GIVEN INSTRUCTION: Look below. Copy each line that has "Objectifs" in it.

------------------------

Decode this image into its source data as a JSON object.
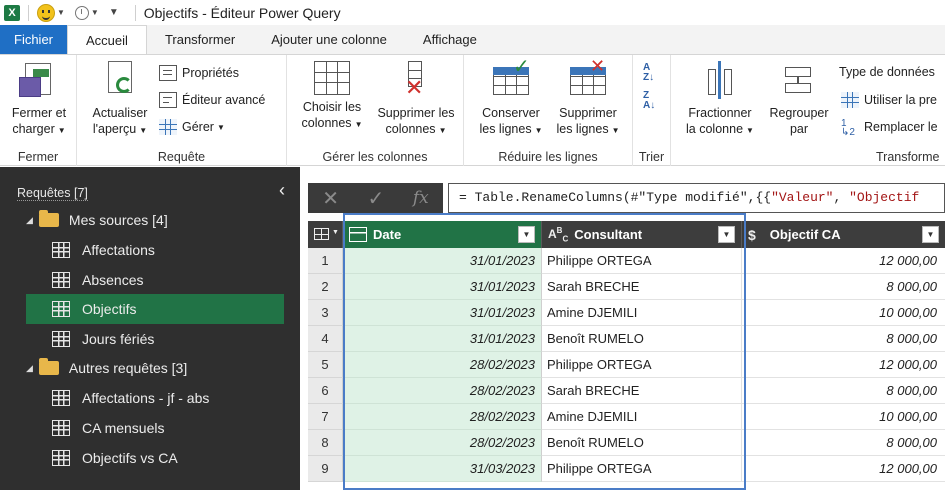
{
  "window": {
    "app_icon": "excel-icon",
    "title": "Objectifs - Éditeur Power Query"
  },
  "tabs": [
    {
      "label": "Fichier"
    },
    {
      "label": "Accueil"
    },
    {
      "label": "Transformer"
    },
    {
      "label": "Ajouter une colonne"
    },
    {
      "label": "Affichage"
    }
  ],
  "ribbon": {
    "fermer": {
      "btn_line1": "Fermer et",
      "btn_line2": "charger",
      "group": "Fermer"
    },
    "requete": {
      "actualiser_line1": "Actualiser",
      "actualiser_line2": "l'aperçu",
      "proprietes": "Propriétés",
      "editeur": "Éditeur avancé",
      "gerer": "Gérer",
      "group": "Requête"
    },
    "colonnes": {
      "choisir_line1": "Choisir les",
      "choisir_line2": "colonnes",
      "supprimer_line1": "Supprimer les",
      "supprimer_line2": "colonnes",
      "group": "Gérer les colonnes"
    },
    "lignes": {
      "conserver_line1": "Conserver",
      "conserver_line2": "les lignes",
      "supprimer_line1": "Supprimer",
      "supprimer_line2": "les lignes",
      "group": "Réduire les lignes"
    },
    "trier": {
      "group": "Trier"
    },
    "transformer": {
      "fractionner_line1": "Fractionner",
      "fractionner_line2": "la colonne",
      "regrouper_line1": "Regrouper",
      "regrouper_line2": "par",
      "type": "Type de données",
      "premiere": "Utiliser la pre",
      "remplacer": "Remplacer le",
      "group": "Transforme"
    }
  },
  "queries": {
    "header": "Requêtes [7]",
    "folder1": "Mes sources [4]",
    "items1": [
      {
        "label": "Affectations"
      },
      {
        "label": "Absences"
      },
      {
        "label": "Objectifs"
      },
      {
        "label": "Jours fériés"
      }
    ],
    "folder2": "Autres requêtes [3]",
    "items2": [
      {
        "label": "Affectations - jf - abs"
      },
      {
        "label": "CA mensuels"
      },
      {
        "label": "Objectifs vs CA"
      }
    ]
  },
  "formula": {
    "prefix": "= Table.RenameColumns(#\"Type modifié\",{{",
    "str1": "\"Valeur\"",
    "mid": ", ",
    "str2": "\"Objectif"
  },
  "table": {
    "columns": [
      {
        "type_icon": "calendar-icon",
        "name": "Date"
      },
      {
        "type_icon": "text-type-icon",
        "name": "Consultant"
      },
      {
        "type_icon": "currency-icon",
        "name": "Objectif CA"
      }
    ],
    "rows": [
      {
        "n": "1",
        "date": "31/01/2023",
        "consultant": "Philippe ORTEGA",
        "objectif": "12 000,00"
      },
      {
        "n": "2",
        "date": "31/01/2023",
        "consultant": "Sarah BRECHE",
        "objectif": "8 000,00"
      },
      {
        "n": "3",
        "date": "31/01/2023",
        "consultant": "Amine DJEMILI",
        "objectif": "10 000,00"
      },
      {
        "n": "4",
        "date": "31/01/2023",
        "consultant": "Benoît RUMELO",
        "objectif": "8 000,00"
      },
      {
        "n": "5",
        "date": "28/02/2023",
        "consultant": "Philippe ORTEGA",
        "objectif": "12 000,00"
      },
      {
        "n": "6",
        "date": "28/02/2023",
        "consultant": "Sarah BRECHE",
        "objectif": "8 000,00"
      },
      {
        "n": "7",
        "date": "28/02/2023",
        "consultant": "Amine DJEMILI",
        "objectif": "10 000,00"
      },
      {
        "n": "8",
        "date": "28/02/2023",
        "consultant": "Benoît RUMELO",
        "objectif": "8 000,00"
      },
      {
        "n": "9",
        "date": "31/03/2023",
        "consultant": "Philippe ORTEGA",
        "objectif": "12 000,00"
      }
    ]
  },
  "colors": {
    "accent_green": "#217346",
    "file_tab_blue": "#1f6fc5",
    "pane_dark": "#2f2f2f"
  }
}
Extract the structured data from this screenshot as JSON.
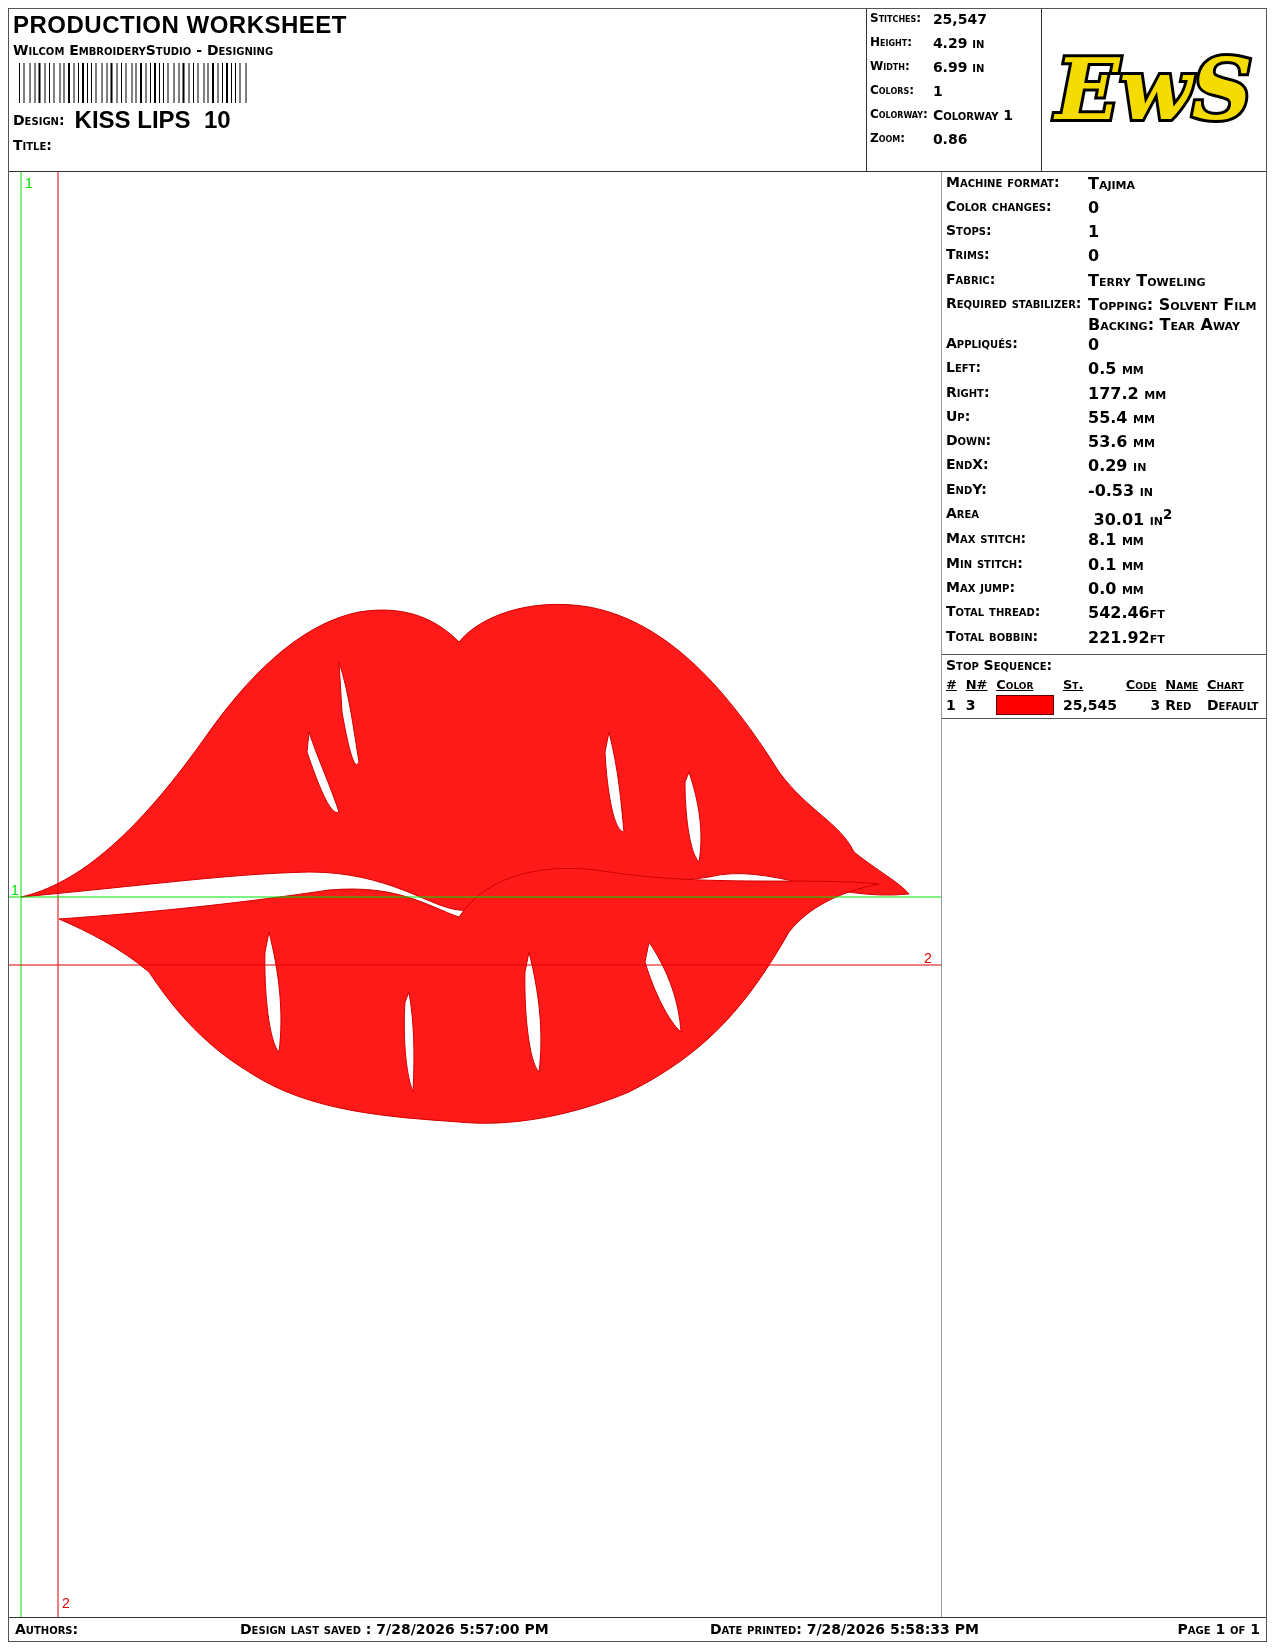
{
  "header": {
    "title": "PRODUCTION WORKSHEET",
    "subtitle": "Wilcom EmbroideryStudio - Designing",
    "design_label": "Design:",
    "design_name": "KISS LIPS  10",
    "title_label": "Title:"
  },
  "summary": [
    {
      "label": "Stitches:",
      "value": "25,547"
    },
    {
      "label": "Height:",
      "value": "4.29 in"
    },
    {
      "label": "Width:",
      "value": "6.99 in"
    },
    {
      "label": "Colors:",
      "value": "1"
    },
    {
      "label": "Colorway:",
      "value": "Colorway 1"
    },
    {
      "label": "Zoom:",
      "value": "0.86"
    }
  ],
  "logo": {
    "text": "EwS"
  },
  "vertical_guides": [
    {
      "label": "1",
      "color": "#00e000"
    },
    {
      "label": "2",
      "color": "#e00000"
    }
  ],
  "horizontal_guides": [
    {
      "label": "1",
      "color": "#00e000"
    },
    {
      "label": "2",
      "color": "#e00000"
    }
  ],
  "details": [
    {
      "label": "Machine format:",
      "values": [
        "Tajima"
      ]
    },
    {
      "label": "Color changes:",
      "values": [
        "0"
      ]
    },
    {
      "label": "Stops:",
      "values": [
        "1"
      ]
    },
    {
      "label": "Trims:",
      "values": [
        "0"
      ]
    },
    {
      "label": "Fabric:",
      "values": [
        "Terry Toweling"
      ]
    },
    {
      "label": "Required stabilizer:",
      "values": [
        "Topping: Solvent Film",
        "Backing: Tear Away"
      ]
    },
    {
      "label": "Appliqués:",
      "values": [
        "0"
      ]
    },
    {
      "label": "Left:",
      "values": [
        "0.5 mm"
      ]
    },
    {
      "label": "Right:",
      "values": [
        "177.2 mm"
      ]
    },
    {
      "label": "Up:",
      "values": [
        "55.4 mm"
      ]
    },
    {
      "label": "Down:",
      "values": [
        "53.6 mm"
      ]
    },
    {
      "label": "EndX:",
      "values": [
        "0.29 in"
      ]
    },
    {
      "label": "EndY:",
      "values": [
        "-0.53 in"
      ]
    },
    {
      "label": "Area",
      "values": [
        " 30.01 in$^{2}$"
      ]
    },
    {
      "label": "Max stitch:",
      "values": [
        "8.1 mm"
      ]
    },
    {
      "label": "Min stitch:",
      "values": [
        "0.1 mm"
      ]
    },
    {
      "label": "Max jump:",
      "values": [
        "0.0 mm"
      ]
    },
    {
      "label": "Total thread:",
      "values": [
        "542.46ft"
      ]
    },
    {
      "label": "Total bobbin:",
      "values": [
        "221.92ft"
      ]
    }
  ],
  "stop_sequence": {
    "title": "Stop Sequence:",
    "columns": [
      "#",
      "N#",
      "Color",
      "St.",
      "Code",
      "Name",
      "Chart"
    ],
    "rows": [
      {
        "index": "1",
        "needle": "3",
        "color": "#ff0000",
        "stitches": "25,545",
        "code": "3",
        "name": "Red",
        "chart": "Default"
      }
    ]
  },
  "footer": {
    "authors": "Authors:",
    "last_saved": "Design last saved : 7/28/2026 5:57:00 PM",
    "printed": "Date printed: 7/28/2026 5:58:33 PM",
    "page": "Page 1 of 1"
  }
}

------------------------

RESULT OF THIS TASK:
    "title": "Objectifs - Éditeur Power Query"
        "label": "Objectifs"
        "label": "Objectifs vs CA"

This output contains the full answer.